▶ [SUPPLIED INFORMATION]:
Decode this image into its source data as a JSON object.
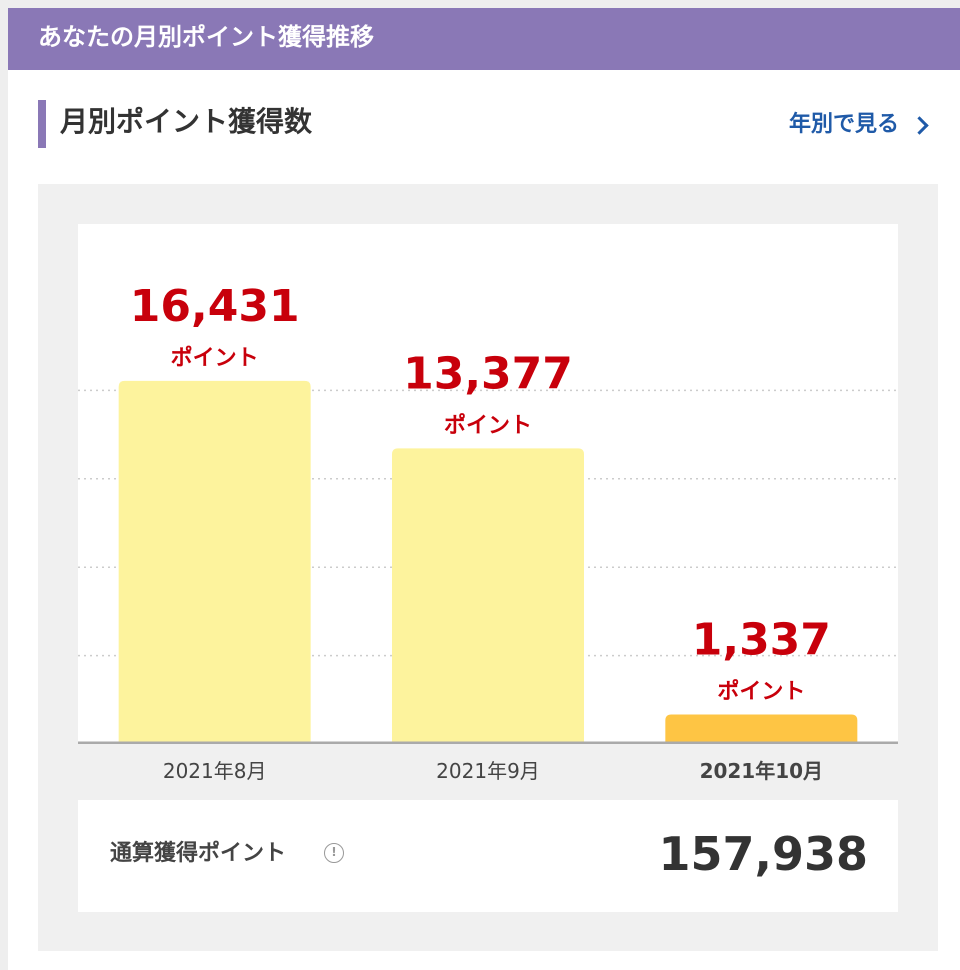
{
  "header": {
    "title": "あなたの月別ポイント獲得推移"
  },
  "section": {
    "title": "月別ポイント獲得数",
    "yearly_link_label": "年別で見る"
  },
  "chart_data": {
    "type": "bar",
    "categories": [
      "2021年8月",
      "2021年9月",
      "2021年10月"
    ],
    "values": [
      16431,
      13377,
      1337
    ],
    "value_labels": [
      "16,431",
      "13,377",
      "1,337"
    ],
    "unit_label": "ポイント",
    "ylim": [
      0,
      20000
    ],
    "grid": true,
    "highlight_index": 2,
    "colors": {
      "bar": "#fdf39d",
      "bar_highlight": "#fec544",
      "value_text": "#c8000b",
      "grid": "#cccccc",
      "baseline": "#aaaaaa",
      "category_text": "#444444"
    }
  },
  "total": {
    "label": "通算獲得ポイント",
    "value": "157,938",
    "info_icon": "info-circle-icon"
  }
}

▶ [PROBLEM REQUIREMENTS]: From the listing above, collect every line that mentions the word "title".

▶ [REPLY TO THE EXERCISE]:
    "title": "あなたの月別ポイント獲得推移"
    "title": "月別ポイント獲得数",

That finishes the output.